Problem to solve
Go through the lines below. Copy those with "Vendor".

++++++

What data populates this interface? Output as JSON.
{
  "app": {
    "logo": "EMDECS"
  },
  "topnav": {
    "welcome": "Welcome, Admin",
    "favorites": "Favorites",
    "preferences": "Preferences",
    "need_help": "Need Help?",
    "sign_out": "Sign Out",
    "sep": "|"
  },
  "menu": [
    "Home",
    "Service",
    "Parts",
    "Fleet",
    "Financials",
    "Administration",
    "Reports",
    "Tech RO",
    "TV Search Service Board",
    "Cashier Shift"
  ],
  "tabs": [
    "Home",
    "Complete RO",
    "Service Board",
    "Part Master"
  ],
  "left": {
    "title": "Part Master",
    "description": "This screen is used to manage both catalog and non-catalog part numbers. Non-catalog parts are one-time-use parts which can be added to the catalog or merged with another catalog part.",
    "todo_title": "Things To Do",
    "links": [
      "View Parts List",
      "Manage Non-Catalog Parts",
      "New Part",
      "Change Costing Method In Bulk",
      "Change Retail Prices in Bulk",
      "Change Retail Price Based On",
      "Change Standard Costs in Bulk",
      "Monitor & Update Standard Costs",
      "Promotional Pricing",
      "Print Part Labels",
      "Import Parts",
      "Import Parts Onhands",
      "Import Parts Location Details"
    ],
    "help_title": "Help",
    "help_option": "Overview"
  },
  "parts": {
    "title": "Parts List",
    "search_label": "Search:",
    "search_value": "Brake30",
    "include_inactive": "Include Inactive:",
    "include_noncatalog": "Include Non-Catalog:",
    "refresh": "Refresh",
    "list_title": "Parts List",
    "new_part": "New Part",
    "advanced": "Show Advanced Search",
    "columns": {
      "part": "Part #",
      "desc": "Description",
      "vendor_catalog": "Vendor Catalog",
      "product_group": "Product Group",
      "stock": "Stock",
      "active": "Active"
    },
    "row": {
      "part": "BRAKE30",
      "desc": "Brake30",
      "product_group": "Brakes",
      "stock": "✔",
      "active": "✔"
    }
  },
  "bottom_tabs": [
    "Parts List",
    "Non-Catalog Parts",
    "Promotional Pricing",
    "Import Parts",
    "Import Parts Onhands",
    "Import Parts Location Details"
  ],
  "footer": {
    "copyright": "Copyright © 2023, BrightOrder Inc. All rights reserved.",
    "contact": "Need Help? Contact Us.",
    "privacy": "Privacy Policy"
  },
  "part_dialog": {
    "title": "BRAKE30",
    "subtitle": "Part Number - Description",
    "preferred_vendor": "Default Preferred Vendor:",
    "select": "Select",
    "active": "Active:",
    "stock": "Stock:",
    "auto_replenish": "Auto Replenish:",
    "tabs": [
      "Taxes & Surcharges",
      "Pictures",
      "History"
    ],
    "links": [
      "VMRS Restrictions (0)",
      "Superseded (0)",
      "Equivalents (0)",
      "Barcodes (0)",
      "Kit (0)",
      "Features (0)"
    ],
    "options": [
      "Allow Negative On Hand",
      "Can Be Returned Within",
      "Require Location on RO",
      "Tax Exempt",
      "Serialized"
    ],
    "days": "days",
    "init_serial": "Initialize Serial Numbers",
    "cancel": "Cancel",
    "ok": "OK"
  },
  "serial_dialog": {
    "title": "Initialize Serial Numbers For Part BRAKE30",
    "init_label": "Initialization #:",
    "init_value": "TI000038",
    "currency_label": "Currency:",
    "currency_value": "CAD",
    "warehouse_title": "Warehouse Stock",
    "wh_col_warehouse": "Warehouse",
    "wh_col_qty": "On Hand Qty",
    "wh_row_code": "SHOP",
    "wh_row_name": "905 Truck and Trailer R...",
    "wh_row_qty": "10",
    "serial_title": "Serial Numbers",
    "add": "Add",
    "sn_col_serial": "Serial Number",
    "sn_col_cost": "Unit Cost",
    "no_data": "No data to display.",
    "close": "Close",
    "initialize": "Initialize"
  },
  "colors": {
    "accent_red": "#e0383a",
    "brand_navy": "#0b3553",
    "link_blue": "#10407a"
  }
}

++++++

The output
      "vendor_catalog": "Vendor Catalog",
    "preferred_vendor": "Default Preferred Vendor:",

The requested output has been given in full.